DIRECTION: Exclude images, then output the remaining data verbatim.
═════ DATA ENTRIES
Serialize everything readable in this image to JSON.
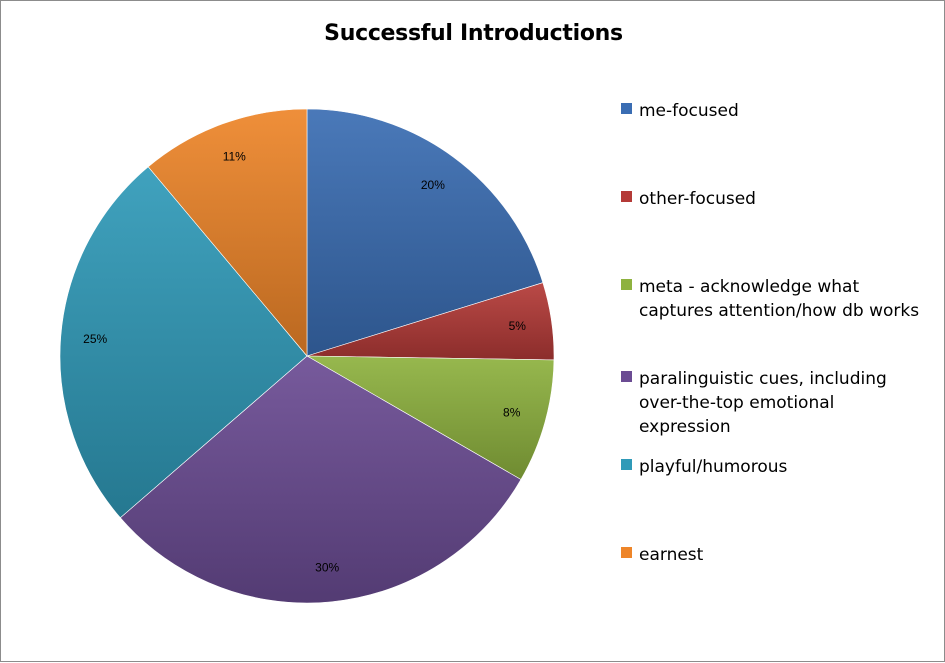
{
  "chart_data": {
    "type": "pie",
    "title": "Successful Introductions",
    "legend_position": "right",
    "slices": [
      {
        "label": "me-focused",
        "lines": [
          "me-focused"
        ],
        "value": 20,
        "value_label": "20%",
        "color": "#3a6db3"
      },
      {
        "label": "other-focused",
        "lines": [
          "other-focused"
        ],
        "value": 5,
        "value_label": "5%",
        "color": "#b43a37"
      },
      {
        "label": "meta - acknowledge what captures attention/how db works",
        "lines": [
          "meta - acknowledge what",
          "captures attention/how db works"
        ],
        "value": 8,
        "value_label": "8%",
        "color": "#8eb23f"
      },
      {
        "label": "paralinguistic cues, including over-the-top emotional expression",
        "lines": [
          "paralinguistic cues, including",
          "over-the-top emotional",
          "expression"
        ],
        "value": 30,
        "value_label": "30%",
        "color": "#6b4c93"
      },
      {
        "label": "playful/humorous",
        "lines": [
          "playful/humorous"
        ],
        "value": 25,
        "value_label": "25%",
        "color": "#2f9ab8"
      },
      {
        "label": "earnest",
        "lines": [
          "earnest"
        ],
        "value": 11,
        "value_label": "11%",
        "color": "#ee8529"
      }
    ]
  }
}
══════════
EXPECTED OUTPUT:
Serialize everything readable in this image to JSON.
{
  "chart_data": {
    "type": "pie",
    "title": "Successful Introductions",
    "legend_position": "right",
    "slices": [
      {
        "label": "me-focused",
        "lines": [
          "me-focused"
        ],
        "value": 20,
        "value_label": "20%",
        "color": "#3a6db3"
      },
      {
        "label": "other-focused",
        "lines": [
          "other-focused"
        ],
        "value": 5,
        "value_label": "5%",
        "color": "#b43a37"
      },
      {
        "label": "meta - acknowledge what captures attention/how db works",
        "lines": [
          "meta - acknowledge what",
          "captures attention/how db works"
        ],
        "value": 8,
        "value_label": "8%",
        "color": "#8eb23f"
      },
      {
        "label": "paralinguistic cues, including over-the-top emotional expression",
        "lines": [
          "paralinguistic cues, including",
          "over-the-top emotional",
          "expression"
        ],
        "value": 30,
        "value_label": "30%",
        "color": "#6b4c93"
      },
      {
        "label": "playful/humorous",
        "lines": [
          "playful/humorous"
        ],
        "value": 25,
        "value_label": "25%",
        "color": "#2f9ab8"
      },
      {
        "label": "earnest",
        "lines": [
          "earnest"
        ],
        "value": 11,
        "value_label": "11%",
        "color": "#ee8529"
      }
    ]
  }
}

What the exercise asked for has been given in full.